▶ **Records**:
----
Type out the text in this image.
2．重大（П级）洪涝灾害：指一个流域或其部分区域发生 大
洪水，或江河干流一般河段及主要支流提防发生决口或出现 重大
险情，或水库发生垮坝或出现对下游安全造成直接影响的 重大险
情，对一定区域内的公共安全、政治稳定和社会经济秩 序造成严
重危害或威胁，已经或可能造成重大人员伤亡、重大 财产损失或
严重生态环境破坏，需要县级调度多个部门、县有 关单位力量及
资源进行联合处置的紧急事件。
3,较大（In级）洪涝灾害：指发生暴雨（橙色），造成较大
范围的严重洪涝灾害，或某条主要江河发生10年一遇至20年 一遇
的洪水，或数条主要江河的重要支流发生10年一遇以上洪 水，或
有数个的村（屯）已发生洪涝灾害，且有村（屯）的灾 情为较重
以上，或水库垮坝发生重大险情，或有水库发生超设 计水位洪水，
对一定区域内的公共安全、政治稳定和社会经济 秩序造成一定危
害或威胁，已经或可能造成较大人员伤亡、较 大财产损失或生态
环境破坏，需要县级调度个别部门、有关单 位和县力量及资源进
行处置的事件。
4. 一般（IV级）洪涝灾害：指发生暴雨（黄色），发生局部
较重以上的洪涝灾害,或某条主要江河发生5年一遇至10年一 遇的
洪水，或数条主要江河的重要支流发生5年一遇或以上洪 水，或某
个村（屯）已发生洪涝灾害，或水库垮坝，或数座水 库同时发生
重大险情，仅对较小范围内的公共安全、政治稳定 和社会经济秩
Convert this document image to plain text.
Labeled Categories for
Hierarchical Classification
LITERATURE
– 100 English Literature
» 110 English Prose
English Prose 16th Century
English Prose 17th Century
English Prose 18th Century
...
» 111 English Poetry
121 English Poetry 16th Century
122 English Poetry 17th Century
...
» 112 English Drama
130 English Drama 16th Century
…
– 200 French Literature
----
▶ **Given problem**: Pick out all the lines with the word "已发生洪涝灾害" in them and copy them.

▶ **The reply**:
有数个的村（屯）已发生洪涝灾害，且有村（屯）的灾 情为较重
个村（屯）已发生洪涝灾害，或水库垮坝，或数座水 库同时发生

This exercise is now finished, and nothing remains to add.